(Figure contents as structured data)
**********
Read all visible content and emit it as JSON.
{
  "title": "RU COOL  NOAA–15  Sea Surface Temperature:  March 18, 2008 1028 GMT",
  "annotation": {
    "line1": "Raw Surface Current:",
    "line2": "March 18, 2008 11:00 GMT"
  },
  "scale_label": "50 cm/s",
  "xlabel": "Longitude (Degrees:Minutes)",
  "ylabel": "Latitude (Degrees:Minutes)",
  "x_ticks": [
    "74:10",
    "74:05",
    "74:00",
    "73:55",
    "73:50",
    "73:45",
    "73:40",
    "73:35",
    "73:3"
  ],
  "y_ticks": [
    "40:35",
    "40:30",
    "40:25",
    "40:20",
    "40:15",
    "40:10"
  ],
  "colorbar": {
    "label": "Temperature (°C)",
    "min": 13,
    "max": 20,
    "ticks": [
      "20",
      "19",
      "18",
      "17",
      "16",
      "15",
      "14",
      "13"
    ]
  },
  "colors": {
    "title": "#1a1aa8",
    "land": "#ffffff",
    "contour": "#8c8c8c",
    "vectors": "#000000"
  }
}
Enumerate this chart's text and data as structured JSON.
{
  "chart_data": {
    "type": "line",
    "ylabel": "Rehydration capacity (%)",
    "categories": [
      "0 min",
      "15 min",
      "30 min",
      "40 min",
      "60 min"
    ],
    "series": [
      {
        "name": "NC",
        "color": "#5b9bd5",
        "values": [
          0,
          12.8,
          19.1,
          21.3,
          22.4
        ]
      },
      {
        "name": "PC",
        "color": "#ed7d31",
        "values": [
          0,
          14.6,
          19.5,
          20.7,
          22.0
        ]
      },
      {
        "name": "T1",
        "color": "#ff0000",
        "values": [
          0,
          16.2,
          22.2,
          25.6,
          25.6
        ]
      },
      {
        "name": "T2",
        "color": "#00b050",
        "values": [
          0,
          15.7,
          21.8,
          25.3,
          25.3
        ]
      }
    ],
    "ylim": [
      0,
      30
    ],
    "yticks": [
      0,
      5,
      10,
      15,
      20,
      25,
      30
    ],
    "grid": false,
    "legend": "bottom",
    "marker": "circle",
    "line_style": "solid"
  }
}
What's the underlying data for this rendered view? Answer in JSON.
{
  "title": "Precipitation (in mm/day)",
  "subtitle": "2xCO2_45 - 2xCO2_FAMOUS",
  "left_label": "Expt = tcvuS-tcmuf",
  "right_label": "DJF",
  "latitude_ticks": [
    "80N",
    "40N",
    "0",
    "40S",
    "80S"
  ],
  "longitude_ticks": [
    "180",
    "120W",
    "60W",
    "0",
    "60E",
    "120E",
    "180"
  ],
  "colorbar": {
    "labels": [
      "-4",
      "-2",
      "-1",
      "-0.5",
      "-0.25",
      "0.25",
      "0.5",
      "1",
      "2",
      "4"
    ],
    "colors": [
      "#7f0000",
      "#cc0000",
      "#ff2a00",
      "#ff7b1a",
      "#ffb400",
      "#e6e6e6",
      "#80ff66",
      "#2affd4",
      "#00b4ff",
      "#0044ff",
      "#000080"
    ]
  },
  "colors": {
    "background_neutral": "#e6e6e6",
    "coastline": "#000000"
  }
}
**********
AIM OF THE TASK |
Each line of the material must be restated exactly.

RESULT OF THIS EXERCISE |
Read all visible content and emit it as JSON.
{
  "title": "RU COOL  NOAA–15  Sea Surface Temperature:  March 18, 2008 1028 GMT",
  "annotation": {
    "line1": "Raw Surface Current:",
    "line2": "March 18, 2008 11:00 GMT"
  },
  "scale_label": "50 cm/s",
  "xlabel": "Longitude (Degrees:Minutes)",
  "ylabel": "Latitude (Degrees:Minutes)",
  "x_ticks": [
    "74:10",
    "74:05",
    "74:00",
    "73:55",
    "73:50",
    "73:45",
    "73:40",
    "73:35",
    "73:3"
  ],
  "y_ticks": [
    "40:35",
    "40:30",
    "40:25",
    "40:20",
    "40:15",
    "40:10"
  ],
  "colorbar": {
    "label": "Temperature (°C)",
    "min": 13,
    "max": 20,
    "ticks": [
      "20",
      "19",
      "18",
      "17",
      "16",
      "15",
      "14",
      "13"
    ]
  },
  "colors": {
    "title": "#1a1aa8",
    "land": "#ffffff",
    "contour": "#8c8c8c",
    "vectors": "#000000"
  }
}
Enumerate this chart's text and data as structured JSON.
{
  "chart_data": {
    "type": "line",
    "ylabel": "Rehydration capacity (%)",
    "categories": [
      "0 min",
      "15 min",
      "30 min",
      "40 min",
      "60 min"
    ],
    "series": [
      {
        "name": "NC",
        "color": "#5b9bd5",
        "values": [
          0,
          12.8,
          19.1,
          21.3,
          22.4
        ]
      },
      {
        "name": "PC",
        "color": "#ed7d31",
        "values": [
          0,
          14.6,
          19.5,
          20.7,
          22.0
        ]
      },
      {
        "name": "T1",
        "color": "#ff0000",
        "values": [
          0,
          16.2,
          22.2,
          25.6,
          25.6
        ]
      },
      {
        "name": "T2",
        "color": "#00b050",
        "values": [
          0,
          15.7,
          21.8,
          25.3,
          25.3
        ]
      }
    ],
    "ylim": [
      0,
      30
    ],
    "yticks": [
      0,
      5,
      10,
      15,
      20,
      25,
      30
    ],
    "grid": false,
    "legend": "bottom",
    "marker": "circle",
    "line_style": "solid"
  }
}
What's the underlying data for this rendered view? Answer in JSON.
{
  "title": "Precipitation (in mm/day)",
  "subtitle": "2xCO2_45 - 2xCO2_FAMOUS",
  "left_label": "Expt = tcvuS-tcmuf",
  "right_label": "DJF",
  "latitude_ticks": [
    "80N",
    "40N",
    "0",
    "40S",
    "80S"
  ],
  "longitude_ticks": [
    "180",
    "120W",
    "60W",
    "0",
    "60E",
    "120E",
    "180"
  ],
  "colorbar": {
    "labels": [
      "-4",
      "-2",
      "-1",
      "-0.5",
      "-0.25",
      "0.25",
      "0.5",
      "1",
      "2",
      "4"
    ],
    "colors": [
      "#7f0000",
      "#cc0000",
      "#ff2a00",
      "#ff7b1a",
      "#ffb400",
      "#e6e6e6",
      "#80ff66",
      "#2affd4",
      "#00b4ff",
      "#0044ff",
      "#000080"
    ]
  },
  "colors": {
    "background_neutral": "#e6e6e6",
    "coastline": "#000000"
  }
}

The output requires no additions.